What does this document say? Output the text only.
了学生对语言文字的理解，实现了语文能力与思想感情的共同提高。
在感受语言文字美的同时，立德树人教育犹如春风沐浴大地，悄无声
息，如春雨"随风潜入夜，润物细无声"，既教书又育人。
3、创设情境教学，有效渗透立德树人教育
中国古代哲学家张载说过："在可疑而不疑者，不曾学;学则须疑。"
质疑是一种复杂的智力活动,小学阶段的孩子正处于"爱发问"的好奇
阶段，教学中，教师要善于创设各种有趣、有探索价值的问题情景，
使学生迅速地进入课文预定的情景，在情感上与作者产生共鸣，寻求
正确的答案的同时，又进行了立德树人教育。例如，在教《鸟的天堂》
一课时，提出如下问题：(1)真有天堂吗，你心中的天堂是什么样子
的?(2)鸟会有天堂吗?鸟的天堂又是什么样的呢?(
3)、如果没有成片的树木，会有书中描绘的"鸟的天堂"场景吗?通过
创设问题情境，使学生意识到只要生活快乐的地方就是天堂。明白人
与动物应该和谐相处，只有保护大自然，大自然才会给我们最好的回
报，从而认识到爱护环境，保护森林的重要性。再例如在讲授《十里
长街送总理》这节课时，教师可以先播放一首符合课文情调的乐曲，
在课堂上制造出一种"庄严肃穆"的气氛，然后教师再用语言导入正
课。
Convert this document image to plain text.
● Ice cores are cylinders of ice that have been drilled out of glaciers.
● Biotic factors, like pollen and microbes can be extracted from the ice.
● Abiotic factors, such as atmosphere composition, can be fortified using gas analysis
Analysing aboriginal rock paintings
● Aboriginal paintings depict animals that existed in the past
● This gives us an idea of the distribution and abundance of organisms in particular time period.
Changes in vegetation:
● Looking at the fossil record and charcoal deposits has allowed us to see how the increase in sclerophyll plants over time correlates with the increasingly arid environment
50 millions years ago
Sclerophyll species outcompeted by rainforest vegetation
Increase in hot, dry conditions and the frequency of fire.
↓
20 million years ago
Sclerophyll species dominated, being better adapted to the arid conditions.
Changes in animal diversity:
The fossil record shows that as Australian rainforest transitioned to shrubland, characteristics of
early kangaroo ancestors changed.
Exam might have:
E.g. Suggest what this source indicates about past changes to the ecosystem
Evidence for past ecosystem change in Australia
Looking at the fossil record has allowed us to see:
◆ ◆ ◆
◆ **Goal**:
Write every line of the material above again, exactly.

◆ **Solution to the problem**:
What does this document say? Output the text only.
了学生对语言文字的理解，实现了语文能力与思想感情的共同提高。
在感受语言文字美的同时，立德树人教育犹如春风沐浴大地，悄无声
息，如春雨"随风潜入夜，润物细无声"，既教书又育人。
3、创设情境教学，有效渗透立德树人教育
中国古代哲学家张载说过："在可疑而不疑者，不曾学;学则须疑。"
质疑是一种复杂的智力活动,小学阶段的孩子正处于"爱发问"的好奇
阶段，教学中，教师要善于创设各种有趣、有探索价值的问题情景，
使学生迅速地进入课文预定的情景，在情感上与作者产生共鸣，寻求
正确的答案的同时，又进行了立德树人教育。例如，在教《鸟的天堂》
一课时，提出如下问题：(1)真有天堂吗，你心中的天堂是什么样子
的?(2)鸟会有天堂吗?鸟的天堂又是什么样的呢?(
3)、如果没有成片的树木，会有书中描绘的"鸟的天堂"场景吗?通过
创设问题情境，使学生意识到只要生活快乐的地方就是天堂。明白人
与动物应该和谐相处，只有保护大自然，大自然才会给我们最好的回
报，从而认识到爱护环境，保护森林的重要性。再例如在讲授《十里
长街送总理》这节课时，教师可以先播放一首符合课文情调的乐曲，
在课堂上制造出一种"庄严肃穆"的气氛，然后教师再用语言导入正
课。
Convert this document image to plain text.
● Ice cores are cylinders of ice that have been drilled out of glaciers.
● Biotic factors, like pollen and microbes can be extracted from the ice.
● Abiotic factors, such as atmosphere composition, can be fortified using gas analysis
Analysing aboriginal rock paintings
● Aboriginal paintings depict animals that existed in the past
● This gives us an idea of the distribution and abundance of organisms in particular time period.
Changes in vegetation:
● Looking at the fossil record and charcoal deposits has allowed us to see how the increase in sclerophyll plants over time correlates with the increasingly arid environment
50 millions years ago
Sclerophyll species outcompeted by rainforest vegetation
Increase in hot, dry conditions and the frequency of fire.
↓
20 million years ago
Sclerophyll species dominated, being better adapted to the arid conditions.
Changes in animal diversity:
The fossil record shows that as Australian rainforest transitioned to shrubland, characteristics of
early kangaroo ancestors changed.
Exam might have:
E.g. Suggest what this source indicates about past changes to the ecosystem
Evidence for past ecosystem change in Australia
Looking at the fossil record has allowed us to see:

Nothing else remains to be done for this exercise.